Given problem – Output the records. Match them exactly.

Provided data –
------

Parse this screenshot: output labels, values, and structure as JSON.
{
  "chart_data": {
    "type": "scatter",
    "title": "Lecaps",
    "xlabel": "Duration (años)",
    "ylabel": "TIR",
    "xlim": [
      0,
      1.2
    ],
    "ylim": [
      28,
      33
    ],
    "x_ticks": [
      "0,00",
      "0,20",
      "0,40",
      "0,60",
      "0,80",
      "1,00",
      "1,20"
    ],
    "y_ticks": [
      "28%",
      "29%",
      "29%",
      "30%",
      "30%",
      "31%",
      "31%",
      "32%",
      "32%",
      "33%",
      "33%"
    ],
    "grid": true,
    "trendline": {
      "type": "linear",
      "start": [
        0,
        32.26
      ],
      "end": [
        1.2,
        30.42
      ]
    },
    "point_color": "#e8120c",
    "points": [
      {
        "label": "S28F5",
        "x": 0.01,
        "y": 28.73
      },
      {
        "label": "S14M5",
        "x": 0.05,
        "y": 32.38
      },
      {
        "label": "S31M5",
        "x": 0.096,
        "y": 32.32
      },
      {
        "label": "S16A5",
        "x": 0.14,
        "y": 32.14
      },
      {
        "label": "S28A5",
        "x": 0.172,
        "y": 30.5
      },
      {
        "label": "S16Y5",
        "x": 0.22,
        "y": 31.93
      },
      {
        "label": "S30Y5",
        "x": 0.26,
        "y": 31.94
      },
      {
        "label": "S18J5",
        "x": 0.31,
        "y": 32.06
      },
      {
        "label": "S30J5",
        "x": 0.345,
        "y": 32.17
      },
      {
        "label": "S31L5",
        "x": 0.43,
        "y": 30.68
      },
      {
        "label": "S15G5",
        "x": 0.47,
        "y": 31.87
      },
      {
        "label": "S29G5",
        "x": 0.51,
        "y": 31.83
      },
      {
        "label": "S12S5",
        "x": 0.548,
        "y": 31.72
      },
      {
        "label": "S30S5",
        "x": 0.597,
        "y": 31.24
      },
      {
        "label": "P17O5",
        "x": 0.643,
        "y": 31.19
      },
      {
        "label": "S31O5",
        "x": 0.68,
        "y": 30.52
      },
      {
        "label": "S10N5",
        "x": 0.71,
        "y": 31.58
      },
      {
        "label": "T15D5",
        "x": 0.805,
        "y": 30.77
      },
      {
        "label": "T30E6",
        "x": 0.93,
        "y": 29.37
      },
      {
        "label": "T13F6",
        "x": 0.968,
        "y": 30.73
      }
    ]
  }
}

------

Response for this exercise –
Parse this screenshot: output labels, values, and structure as JSON.
{
  "chart_data": {
    "type": "scatter",
    "title": "Lecaps",
    "xlabel": "Duration (años)",
    "ylabel": "TIR",
    "xlim": [
      0,
      1.2
    ],
    "ylim": [
      28,
      33
    ],
    "x_ticks": [
      "0,00",
      "0,20",
      "0,40",
      "0,60",
      "0,80",
      "1,00",
      "1,20"
    ],
    "y_ticks": [
      "28%",
      "29%",
      "29%",
      "30%",
      "30%",
      "31%",
      "31%",
      "32%",
      "32%",
      "33%",
      "33%"
    ],
    "grid": true,
    "trendline": {
      "type": "linear",
      "start": [
        0,
        32.26
      ],
      "end": [
        1.2,
        30.42
      ]
    },
    "point_color": "#e8120c",
    "points": [
      {
        "label": "S28F5",
        "x": 0.01,
        "y": 28.73
      },
      {
        "label": "S14M5",
        "x": 0.05,
        "y": 32.38
      },
      {
        "label": "S31M5",
        "x": 0.096,
        "y": 32.32
      },
      {
        "label": "S16A5",
        "x": 0.14,
        "y": 32.14
      },
      {
        "label": "S28A5",
        "x": 0.172,
        "y": 30.5
      },
      {
        "label": "S16Y5",
        "x": 0.22,
        "y": 31.93
      },
      {
        "label": "S30Y5",
        "x": 0.26,
        "y": 31.94
      },
      {
        "label": "S18J5",
        "x": 0.31,
        "y": 32.06
      },
      {
        "label": "S30J5",
        "x": 0.345,
        "y": 32.17
      },
      {
        "label": "S31L5",
        "x": 0.43,
        "y": 30.68
      },
      {
        "label": "S15G5",
        "x": 0.47,
        "y": 31.87
      },
      {
        "label": "S29G5",
        "x": 0.51,
        "y": 31.83
      },
      {
        "label": "S12S5",
        "x": 0.548,
        "y": 31.72
      },
      {
        "label": "S30S5",
        "x": 0.597,
        "y": 31.24
      },
      {
        "label": "P17O5",
        "x": 0.643,
        "y": 31.19
      },
      {
        "label": "S31O5",
        "x": 0.68,
        "y": 30.52
      },
      {
        "label": "S10N5",
        "x": 0.71,
        "y": 31.58
      },
      {
        "label": "T15D5",
        "x": 0.805,
        "y": 30.77
      },
      {
        "label": "T30E6",
        "x": 0.93,
        "y": 29.37
      },
      {
        "label": "T13F6",
        "x": 0.968,
        "y": 30.73
      }
    ]
  }
}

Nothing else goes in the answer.